[Dataset listings of figures]

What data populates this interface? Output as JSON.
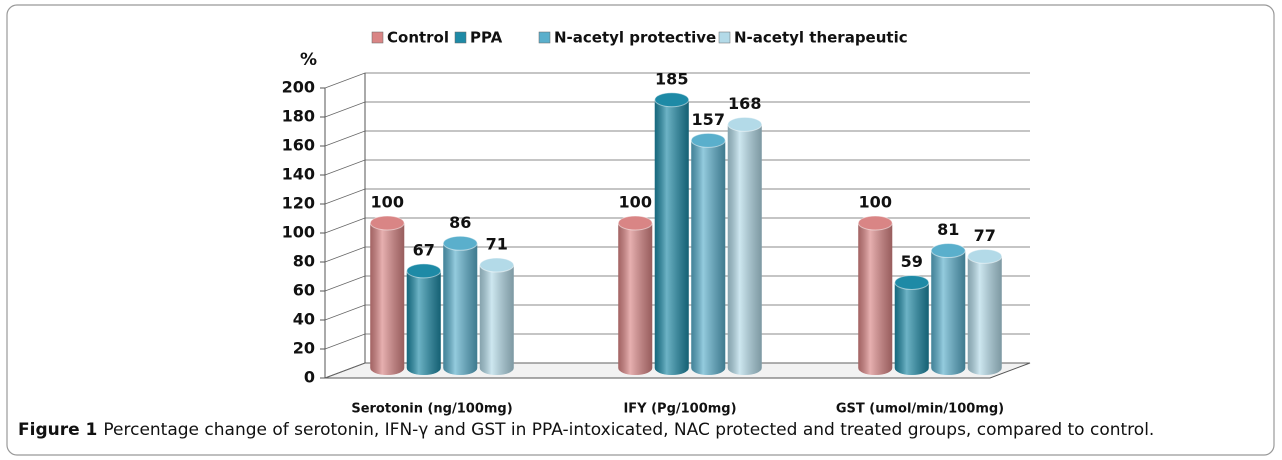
{
  "chart_data": {
    "type": "bar",
    "legend": "top",
    "ylabel": "%",
    "categories": [
      "Serotonin (ng/100mg)",
      "IFY (Pg/100mg)",
      "GST (umol/min/100mg)"
    ],
    "series": [
      {
        "name": "Control",
        "color": "#d98585",
        "values": [
          100,
          100,
          100
        ]
      },
      {
        "name": "PPA",
        "color": "#1e8aa6",
        "values": [
          67,
          185,
          59
        ]
      },
      {
        "name": "N-acetyl protective",
        "color": "#5aafcc",
        "values": [
          86,
          157,
          81
        ]
      },
      {
        "name": "N-acetyl therapeutic",
        "color": "#b3dae8",
        "values": [
          71,
          168,
          77
        ]
      }
    ],
    "ylim": [
      0,
      200
    ],
    "yticks": [
      0,
      20,
      40,
      60,
      80,
      100,
      120,
      140,
      160,
      180,
      200
    ],
    "grid": true,
    "caption": {
      "label": "Figure 1",
      "text": "Percentage change of serotonin, IFN-γ and GST in PPA-intoxicated, NAC protected and treated groups, compared to control."
    }
  }
}
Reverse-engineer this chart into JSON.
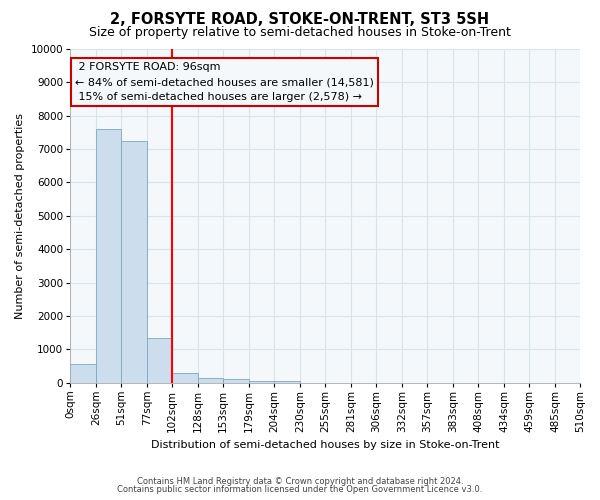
{
  "title": "2, FORSYTE ROAD, STOKE-ON-TRENT, ST3 5SH",
  "subtitle": "Size of property relative to semi-detached houses in Stoke-on-Trent",
  "xlabel": "Distribution of semi-detached houses by size in Stoke-on-Trent",
  "ylabel": "Number of semi-detached properties",
  "footnote1": "Contains HM Land Registry data © Crown copyright and database right 2024.",
  "footnote2": "Contains public sector information licensed under the Open Government Licence v3.0.",
  "bar_edges": [
    0,
    26,
    51,
    77,
    102,
    128,
    153,
    179,
    204,
    230,
    255,
    281,
    306,
    332,
    357,
    383,
    408,
    434,
    459,
    485,
    510
  ],
  "bar_heights": [
    550,
    7600,
    7250,
    1350,
    275,
    150,
    100,
    60,
    50,
    0,
    0,
    0,
    0,
    0,
    0,
    0,
    0,
    0,
    0,
    0
  ],
  "tick_labels": [
    "0sqm",
    "26sqm",
    "51sqm",
    "77sqm",
    "102sqm",
    "128sqm",
    "153sqm",
    "179sqm",
    "204sqm",
    "230sqm",
    "255sqm",
    "281sqm",
    "306sqm",
    "332sqm",
    "357sqm",
    "383sqm",
    "408sqm",
    "434sqm",
    "459sqm",
    "485sqm",
    "510sqm"
  ],
  "bar_color": "#ccdded",
  "bar_edge_color": "#7aaabf",
  "property_line_x": 102,
  "property_size": 96,
  "property_label": "2 FORSYTE ROAD: 96sqm",
  "pct_smaller": 84,
  "pct_larger": 15,
  "count_smaller": "14,581",
  "count_larger": "2,578",
  "annotation_box_color": "#cc0000",
  "ylim": [
    0,
    10000
  ],
  "yticks": [
    0,
    1000,
    2000,
    3000,
    4000,
    5000,
    6000,
    7000,
    8000,
    9000,
    10000
  ],
  "bg_color": "#ffffff",
  "plot_bg_color": "#f5f8fa",
  "grid_color": "#d8e4ec",
  "title_fontsize": 10.5,
  "subtitle_fontsize": 9,
  "axis_label_fontsize": 8,
  "tick_fontsize": 7.5,
  "annotation_fontsize": 8
}
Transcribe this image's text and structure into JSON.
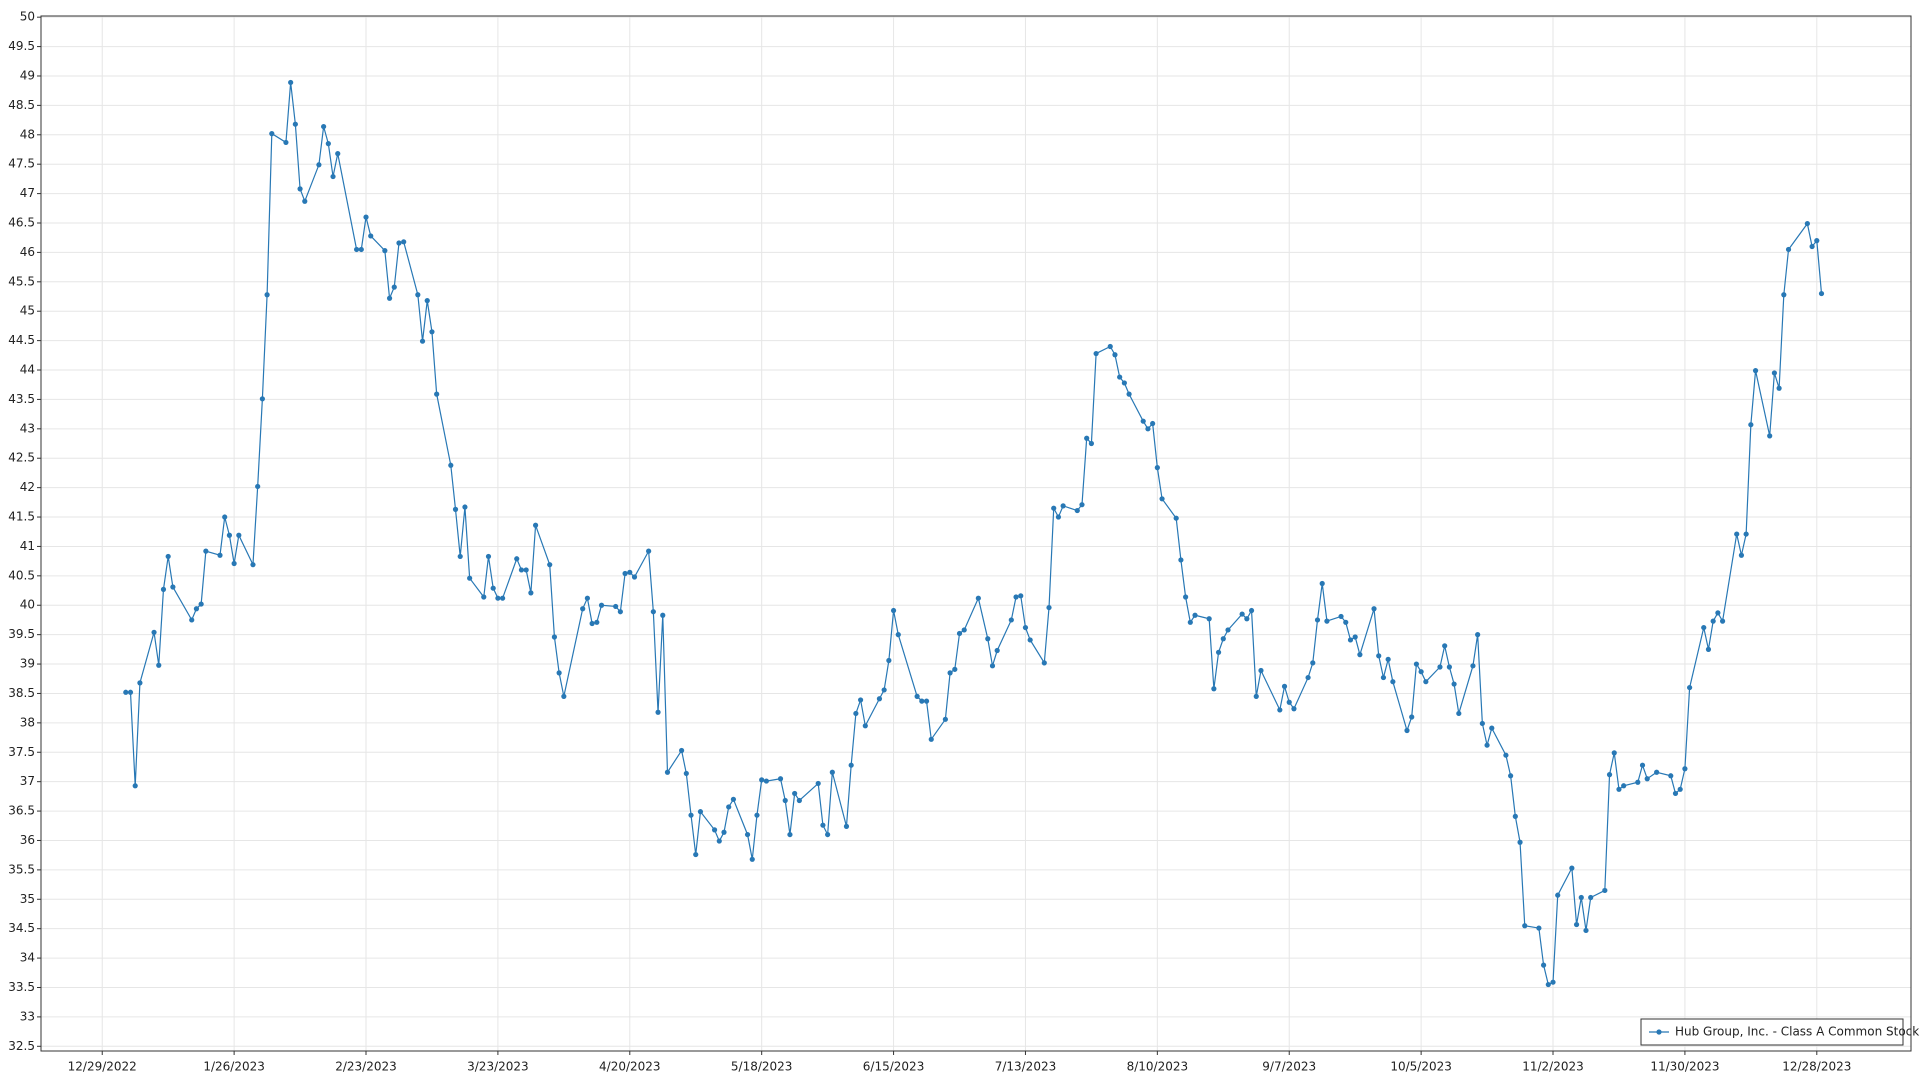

*WHAT NEEDS TO BE DONE*: How many of the lines in the listing above hold the word "ylabel"? Report only that figure.

*RESPONSE FOR THIS EXERCISE*: 2